>> Begin RECORDS FOR THE TASK
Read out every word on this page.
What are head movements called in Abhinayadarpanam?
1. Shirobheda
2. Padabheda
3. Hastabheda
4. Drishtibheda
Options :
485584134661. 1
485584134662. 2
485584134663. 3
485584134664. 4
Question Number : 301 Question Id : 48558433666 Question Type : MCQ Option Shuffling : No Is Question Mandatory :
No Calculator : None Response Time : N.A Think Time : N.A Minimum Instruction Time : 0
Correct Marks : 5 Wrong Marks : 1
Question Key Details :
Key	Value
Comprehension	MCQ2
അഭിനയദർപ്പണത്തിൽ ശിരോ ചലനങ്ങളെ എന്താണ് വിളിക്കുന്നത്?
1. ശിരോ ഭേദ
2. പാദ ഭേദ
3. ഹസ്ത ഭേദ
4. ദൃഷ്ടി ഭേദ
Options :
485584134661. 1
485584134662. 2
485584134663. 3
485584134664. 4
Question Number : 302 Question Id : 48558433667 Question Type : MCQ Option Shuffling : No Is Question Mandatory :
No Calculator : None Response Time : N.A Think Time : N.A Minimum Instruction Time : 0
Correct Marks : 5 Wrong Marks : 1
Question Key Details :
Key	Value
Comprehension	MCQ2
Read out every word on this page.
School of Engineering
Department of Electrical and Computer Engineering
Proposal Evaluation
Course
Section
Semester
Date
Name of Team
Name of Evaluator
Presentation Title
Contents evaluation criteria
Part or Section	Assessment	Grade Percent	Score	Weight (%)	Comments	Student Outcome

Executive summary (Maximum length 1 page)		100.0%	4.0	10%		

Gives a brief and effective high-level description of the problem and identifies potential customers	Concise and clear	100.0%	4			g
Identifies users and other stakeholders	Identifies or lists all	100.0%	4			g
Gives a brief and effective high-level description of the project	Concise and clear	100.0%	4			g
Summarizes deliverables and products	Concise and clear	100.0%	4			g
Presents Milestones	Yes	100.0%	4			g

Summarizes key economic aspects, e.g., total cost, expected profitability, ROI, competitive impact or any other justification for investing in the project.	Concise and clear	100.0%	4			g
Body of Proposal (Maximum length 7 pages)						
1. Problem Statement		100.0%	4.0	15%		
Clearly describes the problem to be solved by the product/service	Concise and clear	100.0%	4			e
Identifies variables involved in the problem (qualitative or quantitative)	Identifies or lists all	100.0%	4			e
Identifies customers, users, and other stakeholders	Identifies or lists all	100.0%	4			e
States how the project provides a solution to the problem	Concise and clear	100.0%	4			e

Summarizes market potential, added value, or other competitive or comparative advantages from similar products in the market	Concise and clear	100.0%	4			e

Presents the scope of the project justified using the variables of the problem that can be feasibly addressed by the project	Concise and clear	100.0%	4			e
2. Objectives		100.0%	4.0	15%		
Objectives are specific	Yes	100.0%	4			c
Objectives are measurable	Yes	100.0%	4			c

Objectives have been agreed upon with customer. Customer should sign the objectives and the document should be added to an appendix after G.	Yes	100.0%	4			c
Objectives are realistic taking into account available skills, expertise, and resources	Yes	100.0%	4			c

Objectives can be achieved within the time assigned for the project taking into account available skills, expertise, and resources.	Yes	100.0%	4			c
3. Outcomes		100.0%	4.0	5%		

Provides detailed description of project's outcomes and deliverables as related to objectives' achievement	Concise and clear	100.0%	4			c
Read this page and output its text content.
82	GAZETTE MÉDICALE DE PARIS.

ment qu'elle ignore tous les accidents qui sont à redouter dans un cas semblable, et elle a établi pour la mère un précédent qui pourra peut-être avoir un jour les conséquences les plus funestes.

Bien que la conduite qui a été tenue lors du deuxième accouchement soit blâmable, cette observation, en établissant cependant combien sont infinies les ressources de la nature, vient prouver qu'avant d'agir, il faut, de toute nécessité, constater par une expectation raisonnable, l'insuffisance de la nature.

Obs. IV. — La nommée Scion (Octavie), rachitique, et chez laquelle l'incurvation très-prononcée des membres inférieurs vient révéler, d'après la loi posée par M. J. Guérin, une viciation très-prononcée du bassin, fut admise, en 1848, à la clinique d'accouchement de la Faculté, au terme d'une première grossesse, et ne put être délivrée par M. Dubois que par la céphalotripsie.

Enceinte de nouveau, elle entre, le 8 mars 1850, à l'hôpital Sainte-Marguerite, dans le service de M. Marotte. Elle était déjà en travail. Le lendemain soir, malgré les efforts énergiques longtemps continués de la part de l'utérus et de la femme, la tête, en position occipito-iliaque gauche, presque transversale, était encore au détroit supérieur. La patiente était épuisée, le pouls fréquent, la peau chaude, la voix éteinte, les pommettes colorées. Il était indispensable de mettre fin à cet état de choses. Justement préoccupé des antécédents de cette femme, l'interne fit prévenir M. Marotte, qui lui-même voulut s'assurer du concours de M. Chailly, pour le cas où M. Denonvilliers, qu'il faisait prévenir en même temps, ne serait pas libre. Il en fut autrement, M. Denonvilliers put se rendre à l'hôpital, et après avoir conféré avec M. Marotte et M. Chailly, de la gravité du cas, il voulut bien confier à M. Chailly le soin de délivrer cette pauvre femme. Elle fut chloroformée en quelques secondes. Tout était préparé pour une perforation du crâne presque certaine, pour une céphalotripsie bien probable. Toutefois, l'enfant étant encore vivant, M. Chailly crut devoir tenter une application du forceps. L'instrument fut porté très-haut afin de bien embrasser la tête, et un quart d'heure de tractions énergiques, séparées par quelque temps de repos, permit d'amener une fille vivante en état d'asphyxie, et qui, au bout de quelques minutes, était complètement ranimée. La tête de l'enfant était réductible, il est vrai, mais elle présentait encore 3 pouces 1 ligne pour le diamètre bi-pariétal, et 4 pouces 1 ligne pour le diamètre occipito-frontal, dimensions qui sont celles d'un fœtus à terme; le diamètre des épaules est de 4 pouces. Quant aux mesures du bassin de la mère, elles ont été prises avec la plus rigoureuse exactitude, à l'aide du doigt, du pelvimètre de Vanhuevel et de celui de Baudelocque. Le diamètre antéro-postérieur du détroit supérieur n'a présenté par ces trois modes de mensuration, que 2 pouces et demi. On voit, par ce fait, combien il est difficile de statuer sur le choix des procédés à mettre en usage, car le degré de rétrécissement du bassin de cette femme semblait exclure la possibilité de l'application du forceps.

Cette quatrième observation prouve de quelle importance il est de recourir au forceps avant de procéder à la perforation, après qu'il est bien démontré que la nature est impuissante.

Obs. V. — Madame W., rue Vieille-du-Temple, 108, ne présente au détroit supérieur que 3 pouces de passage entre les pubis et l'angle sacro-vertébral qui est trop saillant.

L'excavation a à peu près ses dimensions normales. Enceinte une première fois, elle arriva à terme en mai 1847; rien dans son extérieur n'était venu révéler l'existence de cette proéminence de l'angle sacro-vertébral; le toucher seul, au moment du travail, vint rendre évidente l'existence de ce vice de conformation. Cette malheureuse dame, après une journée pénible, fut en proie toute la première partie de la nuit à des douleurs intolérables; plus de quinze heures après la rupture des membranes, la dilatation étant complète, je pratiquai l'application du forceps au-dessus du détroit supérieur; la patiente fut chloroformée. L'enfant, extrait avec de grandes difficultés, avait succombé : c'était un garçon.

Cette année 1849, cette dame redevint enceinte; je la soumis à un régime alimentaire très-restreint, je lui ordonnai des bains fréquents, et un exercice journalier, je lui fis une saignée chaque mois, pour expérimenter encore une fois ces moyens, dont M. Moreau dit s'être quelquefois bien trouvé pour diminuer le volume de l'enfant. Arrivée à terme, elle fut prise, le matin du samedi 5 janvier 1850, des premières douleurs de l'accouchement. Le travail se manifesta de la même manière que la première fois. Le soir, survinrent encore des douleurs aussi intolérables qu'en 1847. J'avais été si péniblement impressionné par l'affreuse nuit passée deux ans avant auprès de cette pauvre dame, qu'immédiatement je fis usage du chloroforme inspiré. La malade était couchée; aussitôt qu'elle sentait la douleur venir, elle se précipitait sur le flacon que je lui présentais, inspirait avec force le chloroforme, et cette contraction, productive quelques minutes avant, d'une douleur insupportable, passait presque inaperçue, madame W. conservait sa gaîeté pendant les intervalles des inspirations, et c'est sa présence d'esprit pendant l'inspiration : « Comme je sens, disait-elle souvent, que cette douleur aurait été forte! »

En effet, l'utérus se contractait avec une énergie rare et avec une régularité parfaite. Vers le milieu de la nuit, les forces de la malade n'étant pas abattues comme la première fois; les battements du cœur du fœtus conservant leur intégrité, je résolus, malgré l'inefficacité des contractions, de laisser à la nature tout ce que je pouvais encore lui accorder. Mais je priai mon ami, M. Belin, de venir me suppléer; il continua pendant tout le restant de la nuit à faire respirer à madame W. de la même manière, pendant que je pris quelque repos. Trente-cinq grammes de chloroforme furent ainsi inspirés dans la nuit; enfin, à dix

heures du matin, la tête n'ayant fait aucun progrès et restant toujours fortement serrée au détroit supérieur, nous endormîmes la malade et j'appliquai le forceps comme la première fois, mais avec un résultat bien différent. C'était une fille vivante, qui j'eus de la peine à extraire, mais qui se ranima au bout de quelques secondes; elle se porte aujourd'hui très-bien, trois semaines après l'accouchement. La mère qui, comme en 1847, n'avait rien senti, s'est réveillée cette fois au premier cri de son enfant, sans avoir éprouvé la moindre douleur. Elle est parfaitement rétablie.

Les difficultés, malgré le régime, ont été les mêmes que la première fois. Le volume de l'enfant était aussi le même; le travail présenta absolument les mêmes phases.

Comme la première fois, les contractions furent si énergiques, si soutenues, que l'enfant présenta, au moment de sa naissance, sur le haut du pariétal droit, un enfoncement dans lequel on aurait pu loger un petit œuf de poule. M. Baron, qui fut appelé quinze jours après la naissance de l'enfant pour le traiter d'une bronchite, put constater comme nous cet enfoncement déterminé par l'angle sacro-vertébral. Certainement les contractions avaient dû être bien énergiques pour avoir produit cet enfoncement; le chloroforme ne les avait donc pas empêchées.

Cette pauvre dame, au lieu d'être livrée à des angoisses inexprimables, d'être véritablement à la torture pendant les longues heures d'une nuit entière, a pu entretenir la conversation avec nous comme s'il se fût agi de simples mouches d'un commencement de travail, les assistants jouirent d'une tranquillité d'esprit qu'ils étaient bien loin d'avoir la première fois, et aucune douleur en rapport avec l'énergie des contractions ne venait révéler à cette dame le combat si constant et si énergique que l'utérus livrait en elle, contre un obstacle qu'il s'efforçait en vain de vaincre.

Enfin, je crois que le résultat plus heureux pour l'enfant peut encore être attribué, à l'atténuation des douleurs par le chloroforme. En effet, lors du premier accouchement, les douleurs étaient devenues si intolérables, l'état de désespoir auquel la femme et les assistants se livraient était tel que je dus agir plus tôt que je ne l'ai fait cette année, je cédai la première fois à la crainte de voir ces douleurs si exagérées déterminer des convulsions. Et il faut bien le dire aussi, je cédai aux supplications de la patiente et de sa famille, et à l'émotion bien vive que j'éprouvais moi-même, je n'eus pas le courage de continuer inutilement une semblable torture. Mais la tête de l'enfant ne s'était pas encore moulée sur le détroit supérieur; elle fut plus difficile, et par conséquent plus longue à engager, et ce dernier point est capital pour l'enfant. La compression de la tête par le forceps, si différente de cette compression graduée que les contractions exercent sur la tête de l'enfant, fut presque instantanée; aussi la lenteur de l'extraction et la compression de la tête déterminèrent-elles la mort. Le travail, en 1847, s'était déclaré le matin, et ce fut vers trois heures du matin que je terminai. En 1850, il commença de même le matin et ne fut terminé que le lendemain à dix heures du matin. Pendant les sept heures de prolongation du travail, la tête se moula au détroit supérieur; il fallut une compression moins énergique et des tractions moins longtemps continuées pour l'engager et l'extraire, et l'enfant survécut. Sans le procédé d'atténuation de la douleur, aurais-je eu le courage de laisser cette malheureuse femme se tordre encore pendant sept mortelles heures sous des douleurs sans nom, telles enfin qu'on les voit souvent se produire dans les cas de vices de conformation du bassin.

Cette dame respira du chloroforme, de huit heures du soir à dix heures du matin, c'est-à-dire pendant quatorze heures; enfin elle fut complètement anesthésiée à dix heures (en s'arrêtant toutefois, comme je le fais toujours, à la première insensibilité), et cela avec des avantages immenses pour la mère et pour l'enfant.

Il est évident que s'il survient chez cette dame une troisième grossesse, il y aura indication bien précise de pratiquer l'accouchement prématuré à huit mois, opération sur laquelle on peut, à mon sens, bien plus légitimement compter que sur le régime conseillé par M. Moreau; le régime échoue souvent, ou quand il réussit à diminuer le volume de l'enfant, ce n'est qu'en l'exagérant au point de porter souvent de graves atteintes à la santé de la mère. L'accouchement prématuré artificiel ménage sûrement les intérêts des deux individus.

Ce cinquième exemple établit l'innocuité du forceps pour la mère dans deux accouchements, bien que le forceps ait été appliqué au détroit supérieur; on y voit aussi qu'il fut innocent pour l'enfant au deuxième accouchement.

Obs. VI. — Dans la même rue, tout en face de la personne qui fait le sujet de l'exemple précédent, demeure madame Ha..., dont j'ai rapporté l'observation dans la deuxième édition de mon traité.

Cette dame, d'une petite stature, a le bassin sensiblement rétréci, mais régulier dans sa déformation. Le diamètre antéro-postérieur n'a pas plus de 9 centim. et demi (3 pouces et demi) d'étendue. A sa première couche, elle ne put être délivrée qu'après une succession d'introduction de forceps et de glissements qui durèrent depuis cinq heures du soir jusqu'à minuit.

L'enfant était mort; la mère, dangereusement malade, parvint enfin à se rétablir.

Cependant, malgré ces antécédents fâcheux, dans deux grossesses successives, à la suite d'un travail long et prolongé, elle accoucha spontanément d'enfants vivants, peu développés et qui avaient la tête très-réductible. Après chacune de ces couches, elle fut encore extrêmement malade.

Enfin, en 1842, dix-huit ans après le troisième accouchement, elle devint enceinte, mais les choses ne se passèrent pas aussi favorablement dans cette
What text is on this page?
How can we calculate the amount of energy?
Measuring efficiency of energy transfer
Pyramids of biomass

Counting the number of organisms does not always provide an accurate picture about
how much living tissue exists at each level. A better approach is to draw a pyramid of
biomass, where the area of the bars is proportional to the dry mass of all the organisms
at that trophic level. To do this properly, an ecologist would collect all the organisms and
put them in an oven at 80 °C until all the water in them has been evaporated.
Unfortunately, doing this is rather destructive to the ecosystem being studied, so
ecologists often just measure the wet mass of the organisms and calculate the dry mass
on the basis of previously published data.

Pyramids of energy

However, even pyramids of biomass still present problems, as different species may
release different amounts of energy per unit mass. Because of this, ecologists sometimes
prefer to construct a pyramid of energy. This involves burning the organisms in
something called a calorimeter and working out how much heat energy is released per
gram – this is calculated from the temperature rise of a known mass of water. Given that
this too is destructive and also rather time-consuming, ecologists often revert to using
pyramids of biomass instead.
>> End RECORDS FOR THE TASK
◆ TASK BRIEF: Look through the entries and find each line that has the string "Shuffling". Copy those lines.

◆ ANSWER FOR THE TASK:
Question Number : 301 Question Id : 48558433666 Question Type : MCQ Option Shuffling : No Is Question Mandatory :
Question Number : 302 Question Id : 48558433667 Question Type : MCQ Option Shuffling : No Is Question Mandatory :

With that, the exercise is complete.